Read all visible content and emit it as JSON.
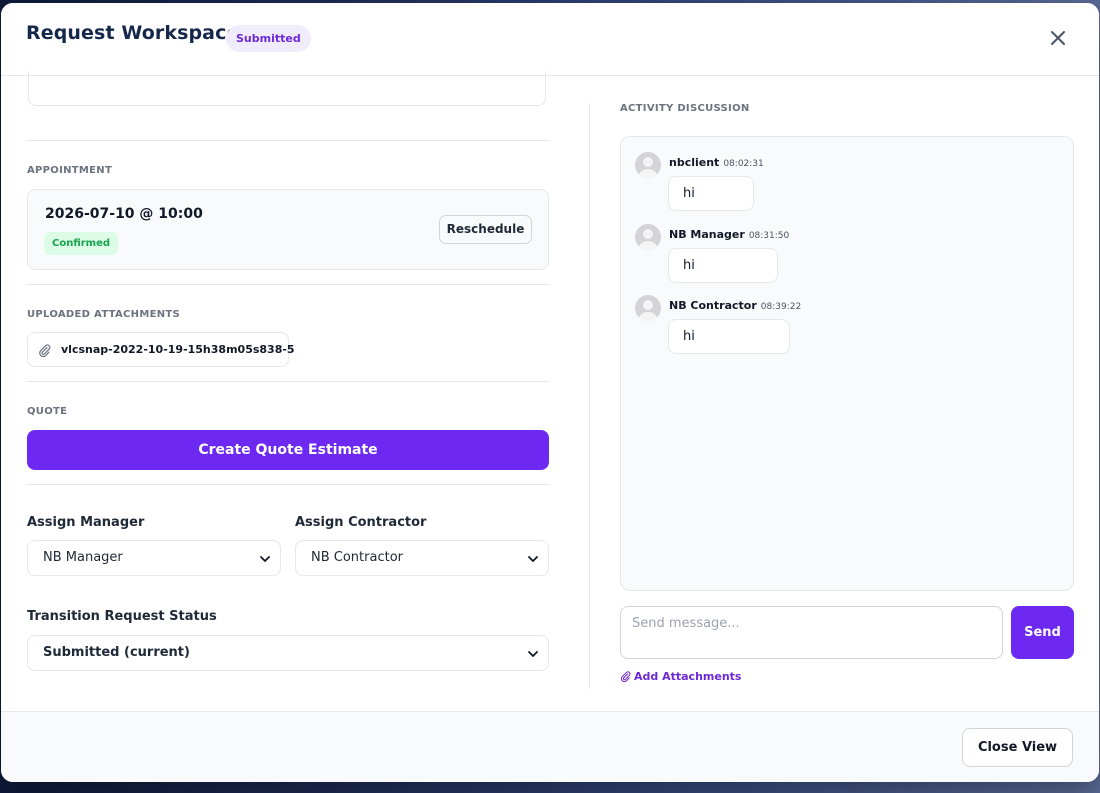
{
  "header": {
    "title": "Request Workspace",
    "status_badge": "Submitted"
  },
  "appointment": {
    "section_label": "APPOINTMENT",
    "datetime": "2026-07-10 @ 10:00",
    "status": "Confirmed",
    "reschedule_label": "Reschedule"
  },
  "attachments": {
    "section_label": "UPLOADED ATTACHMENTS",
    "files": [
      "vlcsnap-2022-10-19-15h38m05s838-5"
    ]
  },
  "quote": {
    "section_label": "QUOTE",
    "button_label": "Create Quote Estimate"
  },
  "assign_manager": {
    "label": "Assign Manager",
    "selected": "NB Manager"
  },
  "assign_contractor": {
    "label": "Assign Contractor",
    "selected": "NB Contractor"
  },
  "transition_status": {
    "label": "Transition Request Status",
    "selected": "Submitted (current)"
  },
  "discussion": {
    "section_label": "ACTIVITY DISCUSSION",
    "messages": [
      {
        "author": "nbclient",
        "time": "08:02:31",
        "text": "hi"
      },
      {
        "author": "NB Manager",
        "time": "08:31:50",
        "text": "hi"
      },
      {
        "author": "NB Contractor",
        "time": "08:39:22",
        "text": "hi"
      }
    ],
    "input_placeholder": "Send message...",
    "send_label": "Send",
    "add_attachments_label": "Add Attachments"
  },
  "footer": {
    "close_view_label": "Close View"
  },
  "colors": {
    "accent": "#6d28f2",
    "title": "#15284b",
    "confirmed_bg": "#dcfce7",
    "confirmed_text": "#16a34a",
    "submitted_bg": "#f1ecfb",
    "submitted_text": "#6d28d9"
  },
  "icons": {
    "close": "close-icon",
    "attachment": "paperclip-icon",
    "dropdown": "chevron-down-icon",
    "avatar": "user-avatar-icon"
  }
}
• • • • • • •
Objective:
Return the material word for word. Pictures are not part of the copy.

Solved exercise:
Read all visible content and emit it as JSON.
{
  "header": {
    "title": "Request Workspace",
    "status_badge": "Submitted"
  },
  "appointment": {
    "section_label": "APPOINTMENT",
    "datetime": "2026-07-10 @ 10:00",
    "status": "Confirmed",
    "reschedule_label": "Reschedule"
  },
  "attachments": {
    "section_label": "UPLOADED ATTACHMENTS",
    "files": [
      "vlcsnap-2022-10-19-15h38m05s838-5"
    ]
  },
  "quote": {
    "section_label": "QUOTE",
    "button_label": "Create Quote Estimate"
  },
  "assign_manager": {
    "label": "Assign Manager",
    "selected": "NB Manager"
  },
  "assign_contractor": {
    "label": "Assign Contractor",
    "selected": "NB Contractor"
  },
  "transition_status": {
    "label": "Transition Request Status",
    "selected": "Submitted (current)"
  },
  "discussion": {
    "section_label": "ACTIVITY DISCUSSION",
    "messages": [
      {
        "author": "nbclient",
        "time": "08:02:31",
        "text": "hi"
      },
      {
        "author": "NB Manager",
        "time": "08:31:50",
        "text": "hi"
      },
      {
        "author": "NB Contractor",
        "time": "08:39:22",
        "text": "hi"
      }
    ],
    "input_placeholder": "Send message...",
    "send_label": "Send",
    "add_attachments_label": "Add Attachments"
  },
  "footer": {
    "close_view_label": "Close View"
  },
  "colors": {
    "accent": "#6d28f2",
    "title": "#15284b",
    "confirmed_bg": "#dcfce7",
    "confirmed_text": "#16a34a",
    "submitted_bg": "#f1ecfb",
    "submitted_text": "#6d28d9"
  },
  "icons": {
    "close": "close-icon",
    "attachment": "paperclip-icon",
    "dropdown": "chevron-down-icon",
    "avatar": "user-avatar-icon"
  }
}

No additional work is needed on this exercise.